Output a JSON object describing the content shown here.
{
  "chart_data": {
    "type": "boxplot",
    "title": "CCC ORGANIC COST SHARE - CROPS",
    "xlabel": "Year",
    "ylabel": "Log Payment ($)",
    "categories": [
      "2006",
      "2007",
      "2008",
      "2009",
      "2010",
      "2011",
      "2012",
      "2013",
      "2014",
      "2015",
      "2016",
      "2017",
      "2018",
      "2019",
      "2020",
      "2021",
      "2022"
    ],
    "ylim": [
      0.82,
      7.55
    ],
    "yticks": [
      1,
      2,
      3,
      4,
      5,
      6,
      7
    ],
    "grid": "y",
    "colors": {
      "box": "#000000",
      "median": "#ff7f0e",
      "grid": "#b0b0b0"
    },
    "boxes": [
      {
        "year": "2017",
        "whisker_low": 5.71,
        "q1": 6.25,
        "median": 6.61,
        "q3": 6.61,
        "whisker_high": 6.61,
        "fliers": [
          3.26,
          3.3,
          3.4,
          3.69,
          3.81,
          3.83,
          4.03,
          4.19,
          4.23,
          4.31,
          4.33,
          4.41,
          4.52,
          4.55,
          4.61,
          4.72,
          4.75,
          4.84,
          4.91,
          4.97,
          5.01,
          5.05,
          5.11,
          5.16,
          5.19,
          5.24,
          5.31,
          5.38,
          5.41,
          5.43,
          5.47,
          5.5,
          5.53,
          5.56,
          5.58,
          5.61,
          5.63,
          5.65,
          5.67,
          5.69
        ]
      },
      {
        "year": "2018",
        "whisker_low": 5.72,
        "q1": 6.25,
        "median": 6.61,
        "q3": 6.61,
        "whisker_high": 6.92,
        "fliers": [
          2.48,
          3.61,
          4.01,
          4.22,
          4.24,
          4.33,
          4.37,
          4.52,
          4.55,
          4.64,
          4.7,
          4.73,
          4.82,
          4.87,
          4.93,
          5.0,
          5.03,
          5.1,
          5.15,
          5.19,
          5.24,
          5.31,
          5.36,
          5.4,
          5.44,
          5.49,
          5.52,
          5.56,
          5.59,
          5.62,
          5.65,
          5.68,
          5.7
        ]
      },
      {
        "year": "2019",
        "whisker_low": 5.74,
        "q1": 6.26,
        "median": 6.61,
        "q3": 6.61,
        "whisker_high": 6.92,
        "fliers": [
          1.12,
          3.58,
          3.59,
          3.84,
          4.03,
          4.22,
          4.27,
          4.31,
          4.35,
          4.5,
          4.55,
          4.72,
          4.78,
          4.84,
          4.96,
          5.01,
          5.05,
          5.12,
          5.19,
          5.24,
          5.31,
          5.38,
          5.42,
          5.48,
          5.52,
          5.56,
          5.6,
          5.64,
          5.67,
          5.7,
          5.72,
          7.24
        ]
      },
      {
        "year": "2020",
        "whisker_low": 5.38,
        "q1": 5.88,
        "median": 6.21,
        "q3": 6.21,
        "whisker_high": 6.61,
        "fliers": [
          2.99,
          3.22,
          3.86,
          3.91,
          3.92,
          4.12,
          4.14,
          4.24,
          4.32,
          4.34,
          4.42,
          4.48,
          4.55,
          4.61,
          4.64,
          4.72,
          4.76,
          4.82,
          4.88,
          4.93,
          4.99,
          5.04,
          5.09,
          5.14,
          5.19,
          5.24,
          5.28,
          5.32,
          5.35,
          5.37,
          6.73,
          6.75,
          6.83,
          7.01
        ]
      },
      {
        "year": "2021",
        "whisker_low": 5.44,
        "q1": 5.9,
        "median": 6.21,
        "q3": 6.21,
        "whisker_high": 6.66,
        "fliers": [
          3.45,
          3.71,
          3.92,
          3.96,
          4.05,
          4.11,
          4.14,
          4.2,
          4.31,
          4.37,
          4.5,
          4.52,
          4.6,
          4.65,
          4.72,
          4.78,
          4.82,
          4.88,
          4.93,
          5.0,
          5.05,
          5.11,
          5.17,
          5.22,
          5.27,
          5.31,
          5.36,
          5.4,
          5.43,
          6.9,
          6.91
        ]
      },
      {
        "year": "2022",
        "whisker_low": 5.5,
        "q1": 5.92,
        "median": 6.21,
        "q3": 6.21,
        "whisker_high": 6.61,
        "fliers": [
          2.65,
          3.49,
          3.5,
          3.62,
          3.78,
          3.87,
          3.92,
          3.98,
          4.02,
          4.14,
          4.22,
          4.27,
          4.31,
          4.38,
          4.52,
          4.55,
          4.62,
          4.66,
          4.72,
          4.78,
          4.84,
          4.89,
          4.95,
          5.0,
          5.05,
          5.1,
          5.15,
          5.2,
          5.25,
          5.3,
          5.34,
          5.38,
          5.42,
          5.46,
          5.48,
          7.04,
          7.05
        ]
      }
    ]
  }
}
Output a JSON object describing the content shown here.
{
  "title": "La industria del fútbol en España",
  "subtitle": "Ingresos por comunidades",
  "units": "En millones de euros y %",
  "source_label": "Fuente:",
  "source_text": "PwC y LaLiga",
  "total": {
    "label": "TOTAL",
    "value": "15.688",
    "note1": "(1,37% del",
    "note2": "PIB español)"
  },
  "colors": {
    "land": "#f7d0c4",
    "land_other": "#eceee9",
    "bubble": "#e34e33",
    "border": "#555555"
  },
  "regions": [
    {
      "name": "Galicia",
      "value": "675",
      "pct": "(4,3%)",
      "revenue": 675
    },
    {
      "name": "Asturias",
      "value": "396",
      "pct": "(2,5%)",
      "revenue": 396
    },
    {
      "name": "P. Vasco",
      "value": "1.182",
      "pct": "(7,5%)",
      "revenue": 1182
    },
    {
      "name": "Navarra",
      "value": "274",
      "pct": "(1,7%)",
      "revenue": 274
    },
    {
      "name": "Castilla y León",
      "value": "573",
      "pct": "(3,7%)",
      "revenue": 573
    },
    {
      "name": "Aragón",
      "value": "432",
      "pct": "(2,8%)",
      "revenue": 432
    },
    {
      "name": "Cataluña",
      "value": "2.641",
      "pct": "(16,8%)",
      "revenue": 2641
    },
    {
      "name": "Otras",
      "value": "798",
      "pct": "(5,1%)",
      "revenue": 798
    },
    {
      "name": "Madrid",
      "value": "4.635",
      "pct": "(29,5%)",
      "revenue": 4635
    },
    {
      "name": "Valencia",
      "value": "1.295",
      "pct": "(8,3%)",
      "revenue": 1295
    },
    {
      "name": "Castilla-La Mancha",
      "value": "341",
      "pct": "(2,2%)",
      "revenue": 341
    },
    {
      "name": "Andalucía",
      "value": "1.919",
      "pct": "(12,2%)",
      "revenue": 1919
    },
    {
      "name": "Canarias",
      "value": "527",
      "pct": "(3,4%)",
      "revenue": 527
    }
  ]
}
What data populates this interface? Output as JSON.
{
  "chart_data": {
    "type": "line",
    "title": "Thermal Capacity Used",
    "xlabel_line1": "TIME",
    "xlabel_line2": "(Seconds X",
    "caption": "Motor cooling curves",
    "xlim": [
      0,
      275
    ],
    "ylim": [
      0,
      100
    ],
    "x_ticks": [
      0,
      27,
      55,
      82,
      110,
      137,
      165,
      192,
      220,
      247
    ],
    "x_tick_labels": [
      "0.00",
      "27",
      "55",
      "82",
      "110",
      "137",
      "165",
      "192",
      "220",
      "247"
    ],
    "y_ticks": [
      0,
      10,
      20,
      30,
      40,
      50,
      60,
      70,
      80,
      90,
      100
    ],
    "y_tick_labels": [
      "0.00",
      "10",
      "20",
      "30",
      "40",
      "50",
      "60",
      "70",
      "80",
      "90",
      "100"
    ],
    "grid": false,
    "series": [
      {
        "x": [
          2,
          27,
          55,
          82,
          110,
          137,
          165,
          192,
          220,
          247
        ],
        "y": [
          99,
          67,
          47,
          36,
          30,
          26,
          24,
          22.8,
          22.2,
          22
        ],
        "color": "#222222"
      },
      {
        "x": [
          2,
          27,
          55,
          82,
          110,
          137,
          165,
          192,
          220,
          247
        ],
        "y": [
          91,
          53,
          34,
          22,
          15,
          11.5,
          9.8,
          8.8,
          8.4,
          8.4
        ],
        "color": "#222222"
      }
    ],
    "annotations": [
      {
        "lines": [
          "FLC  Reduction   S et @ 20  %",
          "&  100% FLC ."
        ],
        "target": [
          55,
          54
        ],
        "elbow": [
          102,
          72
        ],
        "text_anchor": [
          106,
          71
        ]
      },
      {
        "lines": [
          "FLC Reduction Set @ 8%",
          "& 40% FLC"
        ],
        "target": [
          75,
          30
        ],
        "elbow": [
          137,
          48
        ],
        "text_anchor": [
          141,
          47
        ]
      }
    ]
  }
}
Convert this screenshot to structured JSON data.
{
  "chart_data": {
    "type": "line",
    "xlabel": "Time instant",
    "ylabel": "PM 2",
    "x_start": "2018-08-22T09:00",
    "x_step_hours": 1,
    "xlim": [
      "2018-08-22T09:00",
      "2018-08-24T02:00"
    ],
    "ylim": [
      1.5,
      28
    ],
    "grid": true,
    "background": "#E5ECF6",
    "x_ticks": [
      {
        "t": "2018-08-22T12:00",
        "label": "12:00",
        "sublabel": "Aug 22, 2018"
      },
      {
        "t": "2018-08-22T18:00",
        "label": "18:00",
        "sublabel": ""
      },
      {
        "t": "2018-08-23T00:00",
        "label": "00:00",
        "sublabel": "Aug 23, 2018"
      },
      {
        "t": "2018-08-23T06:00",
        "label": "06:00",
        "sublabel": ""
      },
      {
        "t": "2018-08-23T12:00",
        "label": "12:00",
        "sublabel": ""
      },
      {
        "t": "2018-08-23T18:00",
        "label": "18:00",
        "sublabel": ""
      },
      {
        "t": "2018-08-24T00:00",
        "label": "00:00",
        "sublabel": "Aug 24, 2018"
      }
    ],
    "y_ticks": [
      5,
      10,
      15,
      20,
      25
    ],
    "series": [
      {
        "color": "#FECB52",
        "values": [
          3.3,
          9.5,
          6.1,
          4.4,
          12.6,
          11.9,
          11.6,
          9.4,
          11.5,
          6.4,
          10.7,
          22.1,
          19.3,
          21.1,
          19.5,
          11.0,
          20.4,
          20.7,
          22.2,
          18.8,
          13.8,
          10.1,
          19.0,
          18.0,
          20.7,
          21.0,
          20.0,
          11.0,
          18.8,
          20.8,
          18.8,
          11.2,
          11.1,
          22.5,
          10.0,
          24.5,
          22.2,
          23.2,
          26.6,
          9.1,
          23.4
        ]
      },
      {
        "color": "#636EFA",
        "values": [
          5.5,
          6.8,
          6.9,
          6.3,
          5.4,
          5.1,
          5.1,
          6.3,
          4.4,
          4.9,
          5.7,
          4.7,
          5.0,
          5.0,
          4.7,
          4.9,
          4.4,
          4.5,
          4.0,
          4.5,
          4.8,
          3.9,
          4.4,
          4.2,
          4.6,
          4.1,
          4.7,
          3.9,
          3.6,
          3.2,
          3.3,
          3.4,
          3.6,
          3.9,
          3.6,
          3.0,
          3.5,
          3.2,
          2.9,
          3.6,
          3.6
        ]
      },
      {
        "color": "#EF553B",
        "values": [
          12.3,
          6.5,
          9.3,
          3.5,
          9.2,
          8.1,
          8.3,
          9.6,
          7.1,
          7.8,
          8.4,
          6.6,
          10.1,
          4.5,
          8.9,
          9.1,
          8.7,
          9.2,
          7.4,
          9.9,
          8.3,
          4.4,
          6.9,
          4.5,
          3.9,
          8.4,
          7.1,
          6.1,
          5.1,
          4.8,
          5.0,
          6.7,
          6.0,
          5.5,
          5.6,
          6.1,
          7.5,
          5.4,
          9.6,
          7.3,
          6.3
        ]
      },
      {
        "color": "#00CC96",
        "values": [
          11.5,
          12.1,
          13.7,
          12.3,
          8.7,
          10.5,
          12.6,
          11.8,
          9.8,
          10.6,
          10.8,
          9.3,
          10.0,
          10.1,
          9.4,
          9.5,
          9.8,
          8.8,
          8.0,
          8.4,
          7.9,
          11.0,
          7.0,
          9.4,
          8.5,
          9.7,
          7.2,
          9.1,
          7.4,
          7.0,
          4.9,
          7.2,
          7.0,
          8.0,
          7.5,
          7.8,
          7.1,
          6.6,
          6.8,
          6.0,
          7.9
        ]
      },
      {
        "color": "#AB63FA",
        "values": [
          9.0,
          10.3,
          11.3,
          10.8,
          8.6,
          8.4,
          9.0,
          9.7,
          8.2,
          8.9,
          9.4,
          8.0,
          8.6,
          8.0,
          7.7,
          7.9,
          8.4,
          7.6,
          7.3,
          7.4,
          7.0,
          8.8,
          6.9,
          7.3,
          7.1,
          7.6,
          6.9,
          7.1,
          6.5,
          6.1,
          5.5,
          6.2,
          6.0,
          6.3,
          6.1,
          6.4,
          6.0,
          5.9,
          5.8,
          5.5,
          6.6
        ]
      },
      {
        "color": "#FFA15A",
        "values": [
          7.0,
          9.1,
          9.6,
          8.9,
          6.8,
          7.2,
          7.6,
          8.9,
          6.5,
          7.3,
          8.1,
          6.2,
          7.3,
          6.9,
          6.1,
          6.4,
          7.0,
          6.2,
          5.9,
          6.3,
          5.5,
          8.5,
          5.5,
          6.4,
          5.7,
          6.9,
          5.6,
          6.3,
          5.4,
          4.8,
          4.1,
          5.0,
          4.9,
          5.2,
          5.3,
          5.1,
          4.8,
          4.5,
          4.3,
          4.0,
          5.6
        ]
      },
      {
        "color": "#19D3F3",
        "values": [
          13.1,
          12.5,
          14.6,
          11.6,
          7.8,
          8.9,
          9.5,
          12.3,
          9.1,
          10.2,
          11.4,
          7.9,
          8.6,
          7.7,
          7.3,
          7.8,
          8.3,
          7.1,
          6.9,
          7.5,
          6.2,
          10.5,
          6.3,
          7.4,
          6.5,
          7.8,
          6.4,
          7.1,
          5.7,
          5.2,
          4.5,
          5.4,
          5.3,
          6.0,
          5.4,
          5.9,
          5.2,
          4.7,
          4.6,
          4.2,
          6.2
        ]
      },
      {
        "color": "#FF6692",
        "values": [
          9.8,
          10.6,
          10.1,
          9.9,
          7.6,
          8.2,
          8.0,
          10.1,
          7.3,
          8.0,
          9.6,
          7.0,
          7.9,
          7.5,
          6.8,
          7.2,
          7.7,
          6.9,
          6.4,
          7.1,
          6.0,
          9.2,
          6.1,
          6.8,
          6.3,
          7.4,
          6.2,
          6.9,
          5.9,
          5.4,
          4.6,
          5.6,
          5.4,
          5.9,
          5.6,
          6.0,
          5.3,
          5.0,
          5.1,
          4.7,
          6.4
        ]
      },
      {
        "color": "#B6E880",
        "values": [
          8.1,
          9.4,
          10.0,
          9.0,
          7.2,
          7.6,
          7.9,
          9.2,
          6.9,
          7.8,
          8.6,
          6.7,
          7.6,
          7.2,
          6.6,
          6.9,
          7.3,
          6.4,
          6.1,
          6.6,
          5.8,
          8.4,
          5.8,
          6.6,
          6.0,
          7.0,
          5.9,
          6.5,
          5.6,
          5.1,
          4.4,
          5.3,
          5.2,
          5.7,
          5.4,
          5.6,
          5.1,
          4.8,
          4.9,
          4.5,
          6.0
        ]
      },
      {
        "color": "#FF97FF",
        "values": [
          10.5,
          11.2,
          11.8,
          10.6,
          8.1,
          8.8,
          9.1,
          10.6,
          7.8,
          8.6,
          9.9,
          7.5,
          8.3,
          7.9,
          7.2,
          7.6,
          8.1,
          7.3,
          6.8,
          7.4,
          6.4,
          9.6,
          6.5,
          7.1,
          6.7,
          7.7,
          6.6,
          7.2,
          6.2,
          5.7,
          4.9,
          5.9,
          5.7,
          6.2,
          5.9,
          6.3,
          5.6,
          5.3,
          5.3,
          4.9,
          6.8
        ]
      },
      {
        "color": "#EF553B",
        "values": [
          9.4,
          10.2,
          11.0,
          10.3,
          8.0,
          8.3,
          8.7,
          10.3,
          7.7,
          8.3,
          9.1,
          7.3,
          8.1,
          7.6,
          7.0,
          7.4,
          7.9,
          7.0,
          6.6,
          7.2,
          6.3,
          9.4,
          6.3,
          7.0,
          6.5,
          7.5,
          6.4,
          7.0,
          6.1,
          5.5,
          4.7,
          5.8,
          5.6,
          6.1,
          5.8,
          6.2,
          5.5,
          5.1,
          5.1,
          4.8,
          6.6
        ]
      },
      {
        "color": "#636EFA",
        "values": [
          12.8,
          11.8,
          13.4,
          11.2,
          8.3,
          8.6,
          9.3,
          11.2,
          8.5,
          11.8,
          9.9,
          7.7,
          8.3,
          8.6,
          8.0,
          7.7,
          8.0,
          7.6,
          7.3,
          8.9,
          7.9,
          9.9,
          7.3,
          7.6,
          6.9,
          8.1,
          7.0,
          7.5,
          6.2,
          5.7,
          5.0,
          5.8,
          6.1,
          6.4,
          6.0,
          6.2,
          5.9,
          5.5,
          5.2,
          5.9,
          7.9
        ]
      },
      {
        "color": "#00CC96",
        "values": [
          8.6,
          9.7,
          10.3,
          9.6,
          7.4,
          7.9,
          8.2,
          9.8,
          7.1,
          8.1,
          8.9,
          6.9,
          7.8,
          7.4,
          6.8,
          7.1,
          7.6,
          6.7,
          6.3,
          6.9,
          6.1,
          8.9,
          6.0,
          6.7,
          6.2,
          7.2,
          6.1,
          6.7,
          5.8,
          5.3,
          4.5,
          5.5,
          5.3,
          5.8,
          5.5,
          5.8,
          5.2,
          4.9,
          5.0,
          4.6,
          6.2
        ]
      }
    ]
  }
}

▶ **Task description**
Your task is to collect every line above that contains the word "this".

▶ **Result of the exercise**
What data populates this interface? Output as JSON.
Convert this screenshot to structured JSON data.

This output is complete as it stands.